Records about charts and figures:
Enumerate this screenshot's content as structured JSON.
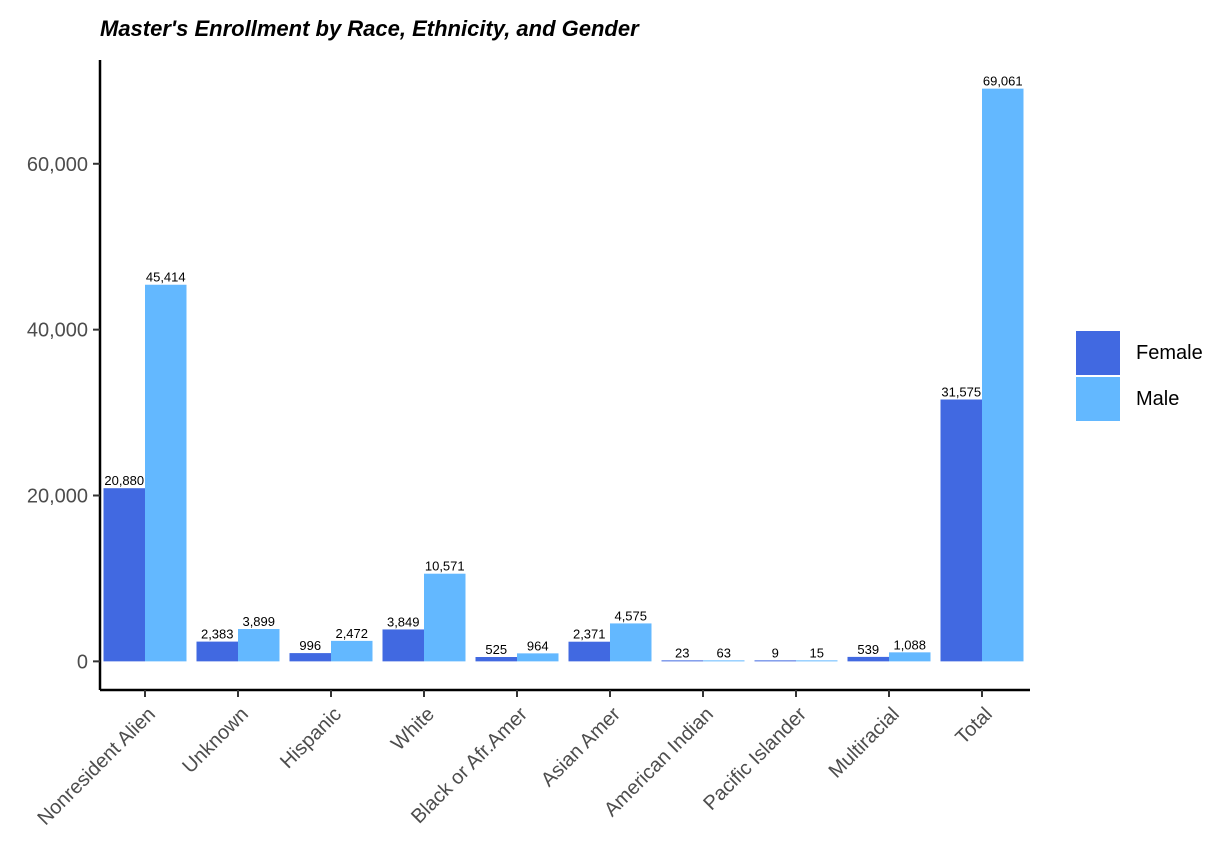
{
  "chart_data": {
    "type": "bar",
    "title": "Master's Enrollment by Race, Ethnicity, and Gender",
    "xlabel": "",
    "ylabel": "",
    "categories": [
      "Nonresident Alien",
      "Unknown",
      "Hispanic",
      "White",
      "Black or Afr.Amer",
      "Asian Amer",
      "American Indian",
      "Pacific Islander",
      "Multiracial",
      "Total"
    ],
    "series": [
      {
        "name": "Female",
        "color": "#4169E1",
        "values": [
          20880,
          2383,
          996,
          3849,
          525,
          2371,
          23,
          9,
          539,
          31575
        ],
        "labels": [
          "20,880",
          "2,383",
          "996",
          "3,849",
          "525",
          "2,371",
          "23",
          "9",
          "539",
          "31,575"
        ]
      },
      {
        "name": "Male",
        "color": "#63B8FF",
        "values": [
          45414,
          3899,
          2472,
          10571,
          964,
          4575,
          63,
          15,
          1088,
          69061
        ],
        "labels": [
          "45,414",
          "3,899",
          "2,472",
          "10,571",
          "964",
          "4,575",
          "63",
          "15",
          "1,088",
          "69,061"
        ]
      }
    ],
    "yticks": [
      0,
      20000,
      40000,
      60000
    ],
    "ytick_labels": [
      "0",
      "20,000",
      "40,000",
      "60,000"
    ],
    "ylim": [
      -3453,
      72514
    ],
    "grid": false,
    "legend_position": "right"
  }
}
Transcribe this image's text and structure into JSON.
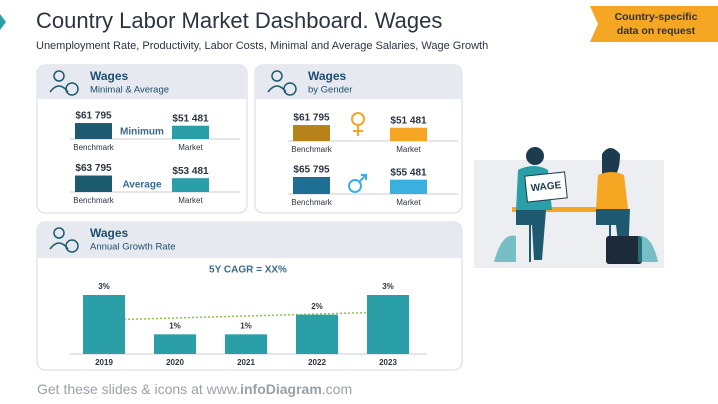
{
  "header": {
    "title": "Country Labor Market Dashboard. Wages",
    "subtitle": "Unemployment Rate, Productivity, Labor Costs, Minimal and Average Salaries, Wage Growth",
    "badge": [
      "Country-specific",
      "data on request"
    ]
  },
  "chart_data": [
    {
      "type": "pair",
      "title": "Wages",
      "subtitle": "Minimal & Average",
      "groups": [
        {
          "label": "Minimum",
          "categories": [
            "Benchmark",
            "Market"
          ],
          "values": [
            61795,
            51481
          ],
          "value_labels": [
            "$61 795",
            "$51 481"
          ],
          "colors": [
            "#1d5a70",
            "#2a9fa8"
          ]
        },
        {
          "label": "Average",
          "categories": [
            "Benchmark",
            "Market"
          ],
          "values": [
            63795,
            53481
          ],
          "value_labels": [
            "$63 795",
            "$53 481"
          ],
          "colors": [
            "#1d5a70",
            "#2a9fa8"
          ]
        }
      ]
    },
    {
      "type": "pair",
      "title": "Wages",
      "subtitle": "by Gender",
      "groups": [
        {
          "categories": [
            "Benchmark",
            "Market"
          ],
          "values": [
            61795,
            51481
          ],
          "value_labels": [
            "$61 795",
            "$51 481"
          ],
          "colors": [
            "#b8821a",
            "#f5a623"
          ]
        },
        {
          "categories": [
            "Benchmark",
            "Market"
          ],
          "values": [
            65795,
            55481
          ],
          "value_labels": [
            "$65 795",
            "$55 481"
          ],
          "colors": [
            "#1f6f95",
            "#3ab0e0"
          ]
        }
      ]
    },
    {
      "type": "bar",
      "title": "Wages",
      "subtitle": "Annual Growth Rate",
      "annotation": "5Y CAGR = XX%",
      "categories": [
        "2019",
        "2020",
        "2021",
        "2022",
        "2023"
      ],
      "values": [
        3,
        1,
        1,
        2,
        3
      ],
      "value_labels": [
        "3%",
        "1%",
        "1%",
        "2%",
        "3%"
      ],
      "color": "#2a9fa8"
    }
  ],
  "illustration": {
    "sign": "WAGE"
  },
  "footer": {
    "prefix": "Get these slides & icons at www.",
    "brand": "infoDiagram",
    "suffix": ".com"
  }
}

Written task:
Each line that holds the string "Gender" counts once; give the total and nothing else.

Result:
2